WHAT IS BEING ASKED: Exactly reproduce each line of the listing that follows.

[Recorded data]
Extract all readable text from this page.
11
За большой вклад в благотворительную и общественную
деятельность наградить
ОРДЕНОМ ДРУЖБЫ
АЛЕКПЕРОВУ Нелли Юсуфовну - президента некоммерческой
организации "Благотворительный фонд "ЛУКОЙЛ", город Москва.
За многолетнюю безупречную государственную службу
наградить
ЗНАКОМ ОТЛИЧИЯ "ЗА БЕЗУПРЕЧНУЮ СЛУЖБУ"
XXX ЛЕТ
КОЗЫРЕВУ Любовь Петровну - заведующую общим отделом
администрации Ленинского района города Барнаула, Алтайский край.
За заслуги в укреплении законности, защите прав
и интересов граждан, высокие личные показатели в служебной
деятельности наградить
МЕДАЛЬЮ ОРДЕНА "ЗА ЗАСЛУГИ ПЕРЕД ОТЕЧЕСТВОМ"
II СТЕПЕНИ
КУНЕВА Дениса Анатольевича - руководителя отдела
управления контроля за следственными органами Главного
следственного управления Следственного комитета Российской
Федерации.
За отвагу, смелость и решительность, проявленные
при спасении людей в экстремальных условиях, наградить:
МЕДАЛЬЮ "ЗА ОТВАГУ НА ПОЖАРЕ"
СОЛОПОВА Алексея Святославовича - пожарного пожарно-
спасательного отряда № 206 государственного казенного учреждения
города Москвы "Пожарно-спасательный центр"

REPLY:
Extract all readable text from this page.
11
За большой вклад в благотворительную и общественную
деятельность наградить
ОРДЕНОМ ДРУЖБЫ
АЛЕКПЕРОВУ Нелли Юсуфовну - президента некоммерческой
организации "Благотворительный фонд "ЛУКОЙЛ", город Москва.
За многолетнюю безупречную государственную службу
наградить
ЗНАКОМ ОТЛИЧИЯ "ЗА БЕЗУПРЕЧНУЮ СЛУЖБУ"
XXX ЛЕТ
КОЗЫРЕВУ Любовь Петровну - заведующую общим отделом
администрации Ленинского района города Барнаула, Алтайский край.
За заслуги в укреплении законности, защите прав
и интересов граждан, высокие личные показатели в служебной
деятельности наградить
МЕДАЛЬЮ ОРДЕНА "ЗА ЗАСЛУГИ ПЕРЕД ОТЕЧЕСТВОМ"
II СТЕПЕНИ
КУНЕВА Дениса Анатольевича - руководителя отдела
управления контроля за следственными органами Главного
следственного управления Следственного комитета Российской
Федерации.
За отвагу, смелость и решительность, проявленные
при спасении людей в экстремальных условиях, наградить:
МЕДАЛЬЮ "ЗА ОТВАГУ НА ПОЖАРЕ"
СОЛОПОВА Алексея Святославовича - пожарного пожарно-
спасательного отряда № 206 государственного казенного учреждения
города Москвы "Пожарно-спасательный центр"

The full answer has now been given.